• What is expected
Quote the data below in full, please, without altering anything.

• Raw records

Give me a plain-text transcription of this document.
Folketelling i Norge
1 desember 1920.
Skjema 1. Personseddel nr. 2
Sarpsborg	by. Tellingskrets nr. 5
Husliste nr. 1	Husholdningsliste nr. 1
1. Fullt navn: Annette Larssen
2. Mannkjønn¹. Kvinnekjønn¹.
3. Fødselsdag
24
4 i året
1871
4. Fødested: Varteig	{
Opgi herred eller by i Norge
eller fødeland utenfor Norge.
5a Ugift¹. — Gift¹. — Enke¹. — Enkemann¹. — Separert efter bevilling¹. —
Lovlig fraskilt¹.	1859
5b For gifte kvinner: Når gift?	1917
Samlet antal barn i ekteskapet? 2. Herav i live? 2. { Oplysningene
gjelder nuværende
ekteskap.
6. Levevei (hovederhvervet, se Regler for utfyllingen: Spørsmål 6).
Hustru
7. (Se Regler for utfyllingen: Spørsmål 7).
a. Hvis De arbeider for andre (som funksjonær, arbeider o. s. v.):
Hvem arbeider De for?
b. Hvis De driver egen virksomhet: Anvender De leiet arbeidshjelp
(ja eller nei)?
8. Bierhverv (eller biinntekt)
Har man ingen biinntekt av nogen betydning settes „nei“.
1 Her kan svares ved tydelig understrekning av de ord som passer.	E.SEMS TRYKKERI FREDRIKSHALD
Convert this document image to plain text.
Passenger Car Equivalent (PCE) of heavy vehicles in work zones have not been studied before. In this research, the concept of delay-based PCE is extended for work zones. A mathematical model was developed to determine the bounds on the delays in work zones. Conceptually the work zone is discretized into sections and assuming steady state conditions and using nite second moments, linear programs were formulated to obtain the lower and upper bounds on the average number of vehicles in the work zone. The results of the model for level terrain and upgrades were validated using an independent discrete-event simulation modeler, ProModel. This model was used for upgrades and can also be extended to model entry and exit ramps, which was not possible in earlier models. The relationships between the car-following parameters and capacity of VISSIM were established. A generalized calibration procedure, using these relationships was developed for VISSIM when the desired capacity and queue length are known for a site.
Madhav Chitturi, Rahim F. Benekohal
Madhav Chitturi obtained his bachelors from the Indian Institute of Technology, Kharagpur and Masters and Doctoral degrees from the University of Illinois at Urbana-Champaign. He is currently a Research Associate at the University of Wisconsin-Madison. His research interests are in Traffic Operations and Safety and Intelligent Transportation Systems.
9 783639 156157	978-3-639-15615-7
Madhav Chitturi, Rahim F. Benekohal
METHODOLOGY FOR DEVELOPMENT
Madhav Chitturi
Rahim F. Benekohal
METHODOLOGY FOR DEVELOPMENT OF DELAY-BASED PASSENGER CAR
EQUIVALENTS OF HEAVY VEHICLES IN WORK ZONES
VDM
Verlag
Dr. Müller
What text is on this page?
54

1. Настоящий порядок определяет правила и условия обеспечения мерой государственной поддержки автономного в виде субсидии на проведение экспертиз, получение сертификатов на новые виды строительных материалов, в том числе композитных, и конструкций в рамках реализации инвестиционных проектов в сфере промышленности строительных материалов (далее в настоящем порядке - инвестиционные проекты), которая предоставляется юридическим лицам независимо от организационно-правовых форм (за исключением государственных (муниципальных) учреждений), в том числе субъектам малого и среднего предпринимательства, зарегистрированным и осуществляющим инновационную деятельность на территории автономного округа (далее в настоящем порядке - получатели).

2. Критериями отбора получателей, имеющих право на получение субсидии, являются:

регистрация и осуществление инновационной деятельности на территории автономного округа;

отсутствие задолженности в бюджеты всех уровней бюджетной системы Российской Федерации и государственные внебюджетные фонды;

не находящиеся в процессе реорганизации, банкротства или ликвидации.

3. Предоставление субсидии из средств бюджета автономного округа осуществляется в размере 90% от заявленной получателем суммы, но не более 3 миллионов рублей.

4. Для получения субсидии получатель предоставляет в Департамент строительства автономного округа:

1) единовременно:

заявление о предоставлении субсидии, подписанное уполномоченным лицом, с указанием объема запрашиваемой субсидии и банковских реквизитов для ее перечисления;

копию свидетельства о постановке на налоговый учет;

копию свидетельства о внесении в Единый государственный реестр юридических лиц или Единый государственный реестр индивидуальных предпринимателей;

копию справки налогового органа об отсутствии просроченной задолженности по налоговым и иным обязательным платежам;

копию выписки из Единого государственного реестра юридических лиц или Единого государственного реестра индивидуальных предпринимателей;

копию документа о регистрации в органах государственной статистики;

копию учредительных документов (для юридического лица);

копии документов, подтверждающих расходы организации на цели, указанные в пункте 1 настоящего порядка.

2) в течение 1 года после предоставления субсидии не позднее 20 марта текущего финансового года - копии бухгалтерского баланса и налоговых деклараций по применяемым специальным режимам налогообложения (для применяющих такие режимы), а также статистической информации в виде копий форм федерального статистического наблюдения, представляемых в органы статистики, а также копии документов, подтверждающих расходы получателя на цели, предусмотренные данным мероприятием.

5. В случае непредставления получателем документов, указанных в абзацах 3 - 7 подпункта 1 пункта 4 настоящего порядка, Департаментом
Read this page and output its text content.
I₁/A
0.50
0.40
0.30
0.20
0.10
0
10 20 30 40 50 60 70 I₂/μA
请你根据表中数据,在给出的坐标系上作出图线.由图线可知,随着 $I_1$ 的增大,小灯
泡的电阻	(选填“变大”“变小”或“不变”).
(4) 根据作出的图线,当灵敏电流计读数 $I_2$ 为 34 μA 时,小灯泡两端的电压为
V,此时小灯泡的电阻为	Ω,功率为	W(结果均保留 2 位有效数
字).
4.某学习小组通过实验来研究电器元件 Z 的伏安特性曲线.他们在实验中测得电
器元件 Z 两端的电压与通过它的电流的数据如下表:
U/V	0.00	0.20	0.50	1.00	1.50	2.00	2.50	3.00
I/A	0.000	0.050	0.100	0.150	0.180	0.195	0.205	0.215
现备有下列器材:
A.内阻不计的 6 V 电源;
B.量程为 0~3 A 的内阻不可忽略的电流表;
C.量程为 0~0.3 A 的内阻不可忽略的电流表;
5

• Exercise answer
Give me a plain-text transcription of this document.
Folketelling i Norge
1 desember 1920.
Skjema 1. Personseddel nr. 2
Sarpsborg	by. Tellingskrets nr. 5
Husliste nr. 1	Husholdningsliste nr. 1
1. Fullt navn: Annette Larssen
2. Mannkjønn¹. Kvinnekjønn¹.
3. Fødselsdag
24
4 i året
1871
4. Fødested: Varteig	{
Opgi herred eller by i Norge
eller fødeland utenfor Norge.
5a Ugift¹. — Gift¹. — Enke¹. — Enkemann¹. — Separert efter bevilling¹. —
Lovlig fraskilt¹.	1859
5b For gifte kvinner: Når gift?	1917
Samlet antal barn i ekteskapet? 2. Herav i live? 2. { Oplysningene
gjelder nuværende
ekteskap.
6. Levevei (hovederhvervet, se Regler for utfyllingen: Spørsmål 6).
Hustru
7. (Se Regler for utfyllingen: Spørsmål 7).
a. Hvis De arbeider for andre (som funksjonær, arbeider o. s. v.):
Hvem arbeider De for?
b. Hvis De driver egen virksomhet: Anvender De leiet arbeidshjelp
(ja eller nei)?
8. Bierhverv (eller biinntekt)
Har man ingen biinntekt av nogen betydning settes „nei“.
1 Her kan svares ved tydelig understrekning av de ord som passer.	E.SEMS TRYKKERI FREDRIKSHALD
Convert this document image to plain text.
Passenger Car Equivalent (PCE) of heavy vehicles in work zones have not been studied before. In this research, the concept of delay-based PCE is extended for work zones. A mathematical model was developed to determine the bounds on the delays in work zones. Conceptually the work zone is discretized into sections and assuming steady state conditions and using nite second moments, linear programs were formulated to obtain the lower and upper bounds on the average number of vehicles in the work zone. The results of the model for level terrain and upgrades were validated using an independent discrete-event simulation modeler, ProModel. This model was used for upgrades and can also be extended to model entry and exit ramps, which was not possible in earlier models. The relationships between the car-following parameters and capacity of VISSIM were established. A generalized calibration procedure, using these relationships was developed for VISSIM when the desired capacity and queue length are known for a site.
Madhav Chitturi, Rahim F. Benekohal
Madhav Chitturi obtained his bachelors from the Indian Institute of Technology, Kharagpur and Masters and Doctoral degrees from the University of Illinois at Urbana-Champaign. He is currently a Research Associate at the University of Wisconsin-Madison. His research interests are in Traffic Operations and Safety and Intelligent Transportation Systems.
9 783639 156157	978-3-639-15615-7
Madhav Chitturi, Rahim F. Benekohal
METHODOLOGY FOR DEVELOPMENT
Madhav Chitturi
Rahim F. Benekohal
METHODOLOGY FOR DEVELOPMENT OF DELAY-BASED PASSENGER CAR
EQUIVALENTS OF HEAVY VEHICLES IN WORK ZONES
VDM
Verlag
Dr. Müller
What text is on this page?
54

1. Настоящий порядок определяет правила и условия обеспечения мерой государственной поддержки автономного в виде субсидии на проведение экспертиз, получение сертификатов на новые виды строительных материалов, в том числе композитных, и конструкций в рамках реализации инвестиционных проектов в сфере промышленности строительных материалов (далее в настоящем порядке - инвестиционные проекты), которая предоставляется юридическим лицам независимо от организационно-правовых форм (за исключением государственных (муниципальных) учреждений), в том числе субъектам малого и среднего предпринимательства, зарегистрированным и осуществляющим инновационную деятельность на территории автономного округа (далее в настоящем порядке - получатели).

2. Критериями отбора получателей, имеющих право на получение субсидии, являются:

регистрация и осуществление инновационной деятельности на территории автономного округа;

отсутствие задолженности в бюджеты всех уровней бюджетной системы Российской Федерации и государственные внебюджетные фонды;

не находящиеся в процессе реорганизации, банкротства или ликвидации.

3. Предоставление субсидии из средств бюджета автономного округа осуществляется в размере 90% от заявленной получателем суммы, но не более 3 миллионов рублей.

4. Для получения субсидии получатель предоставляет в Департамент строительства автономного округа:

1) единовременно:

заявление о предоставлении субсидии, подписанное уполномоченным лицом, с указанием объема запрашиваемой субсидии и банковских реквизитов для ее перечисления;

копию свидетельства о постановке на налоговый учет;

копию свидетельства о внесении в Единый государственный реестр юридических лиц или Единый государственный реестр индивидуальных предпринимателей;

копию справки налогового органа об отсутствии просроченной задолженности по налоговым и иным обязательным платежам;

копию выписки из Единого государственного реестра юридических лиц или Единого государственного реестра индивидуальных предпринимателей;

копию документа о регистрации в органах государственной статистики;

копию учредительных документов (для юридического лица);

копии документов, подтверждающих расходы организации на цели, указанные в пункте 1 настоящего порядка.

2) в течение 1 года после предоставления субсидии не позднее 20 марта текущего финансового года - копии бухгалтерского баланса и налоговых деклараций по применяемым специальным режимам налогообложения (для применяющих такие режимы), а также статистической информации в виде копий форм федерального статистического наблюдения, представляемых в органы статистики, а также копии документов, подтверждающих расходы получателя на цели, предусмотренные данным мероприятием.

5. В случае непредставления получателем документов, указанных в абзацах 3 - 7 подпункта 1 пункта 4 настоящего порядка, Департаментом
Read this page and output its text content.
I₁/A
0.50
0.40
0.30
0.20
0.10
0
10 20 30 40 50 60 70 I₂/μA
请你根据表中数据,在给出的坐标系上作出图线.由图线可知,随着 $I_1$ 的增大,小灯
泡的电阻	(选填“变大”“变小”或“不变”).
(4) 根据作出的图线,当灵敏电流计读数 $I_2$ 为 34 μA 时,小灯泡两端的电压为
V,此时小灯泡的电阻为	Ω,功率为	W(结果均保留 2 位有效数
字).
4.某学习小组通过实验来研究电器元件 Z 的伏安特性曲线.他们在实验中测得电
器元件 Z 两端的电压与通过它的电流的数据如下表:
U/V	0.00	0.20	0.50	1.00	1.50	2.00	2.50	3.00
I/A	0.000	0.050	0.100	0.150	0.180	0.195	0.205	0.215
现备有下列器材:
A.内阻不计的 6 V 电源;
B.量程为 0~3 A 的内阻不可忽略的电流表;
C.量程为 0~0.3 A 的内阻不可忽略的电流表;
5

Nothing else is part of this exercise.